start
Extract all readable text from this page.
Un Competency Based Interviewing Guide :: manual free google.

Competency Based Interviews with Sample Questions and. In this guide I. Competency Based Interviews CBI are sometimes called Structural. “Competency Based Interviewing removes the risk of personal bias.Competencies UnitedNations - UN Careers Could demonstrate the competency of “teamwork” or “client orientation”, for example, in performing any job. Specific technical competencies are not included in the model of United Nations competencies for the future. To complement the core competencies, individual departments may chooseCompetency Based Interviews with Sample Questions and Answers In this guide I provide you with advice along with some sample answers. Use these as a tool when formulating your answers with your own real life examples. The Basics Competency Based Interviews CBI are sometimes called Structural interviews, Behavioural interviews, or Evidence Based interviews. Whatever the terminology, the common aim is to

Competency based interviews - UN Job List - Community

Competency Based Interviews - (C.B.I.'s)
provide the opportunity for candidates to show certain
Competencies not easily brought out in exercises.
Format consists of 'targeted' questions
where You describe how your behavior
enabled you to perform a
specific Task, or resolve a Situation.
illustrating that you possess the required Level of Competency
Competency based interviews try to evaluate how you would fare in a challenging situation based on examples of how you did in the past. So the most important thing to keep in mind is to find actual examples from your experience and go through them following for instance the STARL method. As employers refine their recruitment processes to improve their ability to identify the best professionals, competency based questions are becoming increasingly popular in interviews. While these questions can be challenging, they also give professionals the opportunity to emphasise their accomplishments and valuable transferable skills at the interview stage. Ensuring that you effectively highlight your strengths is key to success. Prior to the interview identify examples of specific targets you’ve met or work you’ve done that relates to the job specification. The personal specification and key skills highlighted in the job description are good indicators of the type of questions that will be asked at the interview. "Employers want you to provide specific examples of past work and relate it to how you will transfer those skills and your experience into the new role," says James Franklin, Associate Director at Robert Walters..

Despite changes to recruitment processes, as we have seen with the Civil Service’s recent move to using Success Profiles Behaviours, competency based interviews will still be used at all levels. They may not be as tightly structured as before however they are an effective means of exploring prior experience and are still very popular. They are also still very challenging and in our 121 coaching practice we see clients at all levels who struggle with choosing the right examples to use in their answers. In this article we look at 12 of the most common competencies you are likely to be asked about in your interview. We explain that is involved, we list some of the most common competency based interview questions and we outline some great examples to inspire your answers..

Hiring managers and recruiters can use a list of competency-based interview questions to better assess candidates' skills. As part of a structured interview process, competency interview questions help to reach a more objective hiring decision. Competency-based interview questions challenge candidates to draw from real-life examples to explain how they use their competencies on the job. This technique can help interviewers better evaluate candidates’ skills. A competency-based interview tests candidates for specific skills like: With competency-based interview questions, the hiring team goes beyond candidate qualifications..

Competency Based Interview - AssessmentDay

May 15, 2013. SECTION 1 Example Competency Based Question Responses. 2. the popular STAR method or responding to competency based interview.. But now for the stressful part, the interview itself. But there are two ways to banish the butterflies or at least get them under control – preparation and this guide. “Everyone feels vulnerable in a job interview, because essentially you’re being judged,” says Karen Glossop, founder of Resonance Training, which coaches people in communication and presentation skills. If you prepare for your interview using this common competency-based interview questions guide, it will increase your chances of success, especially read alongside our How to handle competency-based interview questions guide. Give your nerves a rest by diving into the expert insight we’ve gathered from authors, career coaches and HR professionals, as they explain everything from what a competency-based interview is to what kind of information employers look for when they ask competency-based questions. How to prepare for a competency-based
end
> _Task_: Gather all lines of the records that include the word "Interviewing".

> _Answer to the problem_:
Un Competency Based Interviewing Guide :: manual free google.
Competency Based Interviews with Sample Questions and. In this guide I. Competency Based Interviews CBI are sometimes called Structural. “Competency Based Interviewing removes the risk of personal bias.Competencies UnitedNations - UN Careers Could demonstrate the competency of “teamwork” or “client orientation”, for example, in performing any job. Specific technical competencies are not included in the model of United Nations competencies for the future. To complement the core competencies, individual departments may chooseCompetency Based Interviews with Sample Questions and Answers In this guide I provide you with advice along with some sample answers. Use these as a tool when formulating your answers with your own real life examples. The Basics Competency Based Interviews CBI are sometimes called Structural interviews, Behavioural interviews, or Evidence Based interviews. Whatever the terminology, the common aim is to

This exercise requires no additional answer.